** AUSGEWÄHLTER ABSCHNITT **

——————

Lebende Schatten: eine Werkschau des japanischen Experimentalfilmers.
Yamada Isao kam Ende der 70er Jahre als Seiteneinsteiger zur Regie. Nicht untypisch für den japanischen Experimentalfilm, der seit den 60er Jahren stark von Amateurfilmern geprägt wurde. Seinen Einstieg in die Filmwelt hatte der 1952 geborene Yamada in den frühen 70er Jahren als Mitglied der Theatertruppe von Terayama Shuji, der Skandalgestalt der damaligen japanischen Film- und Literatur-Avantgarde. Für ihn arbeitete Yamada in der Folge auch am Set Design mit.

——————

** DATENSÄTZE **
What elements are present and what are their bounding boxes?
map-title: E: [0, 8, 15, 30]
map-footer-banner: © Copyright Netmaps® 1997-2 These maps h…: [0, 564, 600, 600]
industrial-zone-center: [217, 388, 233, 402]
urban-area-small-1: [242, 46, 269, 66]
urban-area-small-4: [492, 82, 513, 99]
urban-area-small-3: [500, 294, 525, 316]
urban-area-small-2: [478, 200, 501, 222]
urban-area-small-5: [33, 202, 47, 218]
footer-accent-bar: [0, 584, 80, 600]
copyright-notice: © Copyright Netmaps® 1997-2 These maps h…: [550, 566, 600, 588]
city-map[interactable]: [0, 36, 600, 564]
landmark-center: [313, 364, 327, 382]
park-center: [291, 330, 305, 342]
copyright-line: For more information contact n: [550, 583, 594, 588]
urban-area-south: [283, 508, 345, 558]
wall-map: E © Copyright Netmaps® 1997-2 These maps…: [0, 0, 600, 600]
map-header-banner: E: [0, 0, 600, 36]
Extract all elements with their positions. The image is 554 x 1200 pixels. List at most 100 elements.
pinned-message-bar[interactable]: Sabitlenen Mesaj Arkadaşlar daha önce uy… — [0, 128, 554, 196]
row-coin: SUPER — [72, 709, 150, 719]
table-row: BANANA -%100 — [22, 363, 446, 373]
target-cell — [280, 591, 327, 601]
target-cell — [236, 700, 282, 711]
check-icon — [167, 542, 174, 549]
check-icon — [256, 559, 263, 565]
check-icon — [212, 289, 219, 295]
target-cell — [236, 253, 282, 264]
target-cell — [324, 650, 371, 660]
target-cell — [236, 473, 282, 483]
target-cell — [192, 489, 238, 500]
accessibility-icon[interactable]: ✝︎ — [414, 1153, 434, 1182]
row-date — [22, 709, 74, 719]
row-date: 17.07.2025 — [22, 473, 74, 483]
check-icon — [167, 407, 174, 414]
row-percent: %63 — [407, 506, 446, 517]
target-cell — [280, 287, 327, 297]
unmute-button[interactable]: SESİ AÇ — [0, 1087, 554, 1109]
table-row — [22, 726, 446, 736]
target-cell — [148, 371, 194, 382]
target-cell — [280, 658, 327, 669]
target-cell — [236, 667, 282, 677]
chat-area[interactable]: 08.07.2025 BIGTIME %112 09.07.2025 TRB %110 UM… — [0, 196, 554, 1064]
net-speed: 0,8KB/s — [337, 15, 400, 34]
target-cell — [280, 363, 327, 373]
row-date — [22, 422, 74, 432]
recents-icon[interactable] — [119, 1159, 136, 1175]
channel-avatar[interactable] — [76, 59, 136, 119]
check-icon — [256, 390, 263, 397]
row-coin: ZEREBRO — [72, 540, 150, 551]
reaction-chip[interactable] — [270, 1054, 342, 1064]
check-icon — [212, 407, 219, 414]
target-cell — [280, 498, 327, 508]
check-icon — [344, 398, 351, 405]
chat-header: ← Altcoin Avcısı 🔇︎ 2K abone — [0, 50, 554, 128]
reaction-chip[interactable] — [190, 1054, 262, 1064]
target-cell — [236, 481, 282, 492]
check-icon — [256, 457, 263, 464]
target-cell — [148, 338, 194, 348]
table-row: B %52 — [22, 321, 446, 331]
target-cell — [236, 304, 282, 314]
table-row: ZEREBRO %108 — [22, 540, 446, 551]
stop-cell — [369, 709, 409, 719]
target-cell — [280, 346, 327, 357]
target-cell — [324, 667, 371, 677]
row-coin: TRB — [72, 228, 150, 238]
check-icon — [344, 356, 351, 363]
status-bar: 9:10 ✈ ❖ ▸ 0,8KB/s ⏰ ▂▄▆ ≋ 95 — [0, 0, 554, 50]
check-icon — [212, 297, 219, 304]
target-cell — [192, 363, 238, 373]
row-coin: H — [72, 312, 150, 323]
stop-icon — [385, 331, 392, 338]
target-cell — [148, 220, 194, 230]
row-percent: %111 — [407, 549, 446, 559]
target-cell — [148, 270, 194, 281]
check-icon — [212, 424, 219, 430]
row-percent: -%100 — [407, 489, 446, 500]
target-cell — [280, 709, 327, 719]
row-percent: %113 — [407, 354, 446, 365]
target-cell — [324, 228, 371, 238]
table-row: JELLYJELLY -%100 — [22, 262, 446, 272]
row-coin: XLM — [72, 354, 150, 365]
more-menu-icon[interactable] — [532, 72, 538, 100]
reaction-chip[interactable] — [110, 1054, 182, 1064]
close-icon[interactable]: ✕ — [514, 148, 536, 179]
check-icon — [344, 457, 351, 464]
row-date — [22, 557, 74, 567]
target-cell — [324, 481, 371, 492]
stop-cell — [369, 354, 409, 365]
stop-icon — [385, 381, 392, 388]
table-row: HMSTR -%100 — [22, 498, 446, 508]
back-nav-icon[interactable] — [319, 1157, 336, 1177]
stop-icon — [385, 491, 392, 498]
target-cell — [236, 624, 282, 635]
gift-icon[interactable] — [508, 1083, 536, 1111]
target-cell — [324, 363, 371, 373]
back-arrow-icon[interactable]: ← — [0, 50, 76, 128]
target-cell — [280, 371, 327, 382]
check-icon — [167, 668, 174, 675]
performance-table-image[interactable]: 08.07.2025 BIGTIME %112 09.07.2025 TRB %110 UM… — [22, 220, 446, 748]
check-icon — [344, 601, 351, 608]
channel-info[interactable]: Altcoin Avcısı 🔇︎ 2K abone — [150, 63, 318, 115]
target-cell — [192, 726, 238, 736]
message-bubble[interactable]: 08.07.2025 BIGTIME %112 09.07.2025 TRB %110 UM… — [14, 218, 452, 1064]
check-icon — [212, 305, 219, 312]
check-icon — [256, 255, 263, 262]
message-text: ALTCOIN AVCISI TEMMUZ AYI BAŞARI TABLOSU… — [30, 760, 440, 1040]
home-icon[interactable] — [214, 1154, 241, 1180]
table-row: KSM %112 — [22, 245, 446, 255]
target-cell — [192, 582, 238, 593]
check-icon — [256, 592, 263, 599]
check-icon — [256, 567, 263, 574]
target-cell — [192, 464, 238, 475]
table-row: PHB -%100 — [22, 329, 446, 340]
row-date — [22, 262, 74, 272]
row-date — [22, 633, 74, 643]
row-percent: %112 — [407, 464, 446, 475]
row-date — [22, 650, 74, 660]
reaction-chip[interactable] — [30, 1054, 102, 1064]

——————

** AUFGABEN ZUR ÜBUNG **
1. Fasse den Abschnitt über Yamada Isao in zwei Sätzen zusammen.
2. In welchem Jahr wurde Yamada laut dem Abschnitt über Yamada Isao geboren?
3. Zitiere aus dem Abschnitt über Yamada Isao die Stelle, die mit „Lebende Schatten: eine“ beginnt und mit „Set Design mit.“ endet.
Die Datensätze stammen aus einer anderen Quelle.

** ERGEBNISSE DER ÜBUNG **
1. Der 1952 geborene Yamada Isao kam Ende der 70er Jahre als Seiteneinsteiger zur Regie, was für den stark von Amateurfilmern geprägten japanischen Experimentalfilm nicht untypisch war. In die Filmwelt gelangte er in den frühen 70er Jahren als Mitglied der Theatertruppe von Terayama Shuji, für den er in der Folge auch am Set Design mitarbeitete.

2. 1952.

3.
Lebende Schatten: eine Werkschau des japanischen Experimentalfilmers.
Yamada Isao kam Ende der 70er Jahre als Seiteneinsteiger zur Regie. Nicht untypisch für den japanischen Experimentalfilm, der seit den 60er Jahren stark von Amateurfilmern geprägt wurde. Seinen Einstieg in die Filmwelt hatte der 1952 geborene Yamada in den frühen 70er Jahren als Mitglied der Theatertruppe von Terayama Shuji, der Skandalgestalt der damaligen japanischen Film- und Literatur-Avantgarde. Für ihn arbeitete Yamada in der Folge auch am Set Design mit.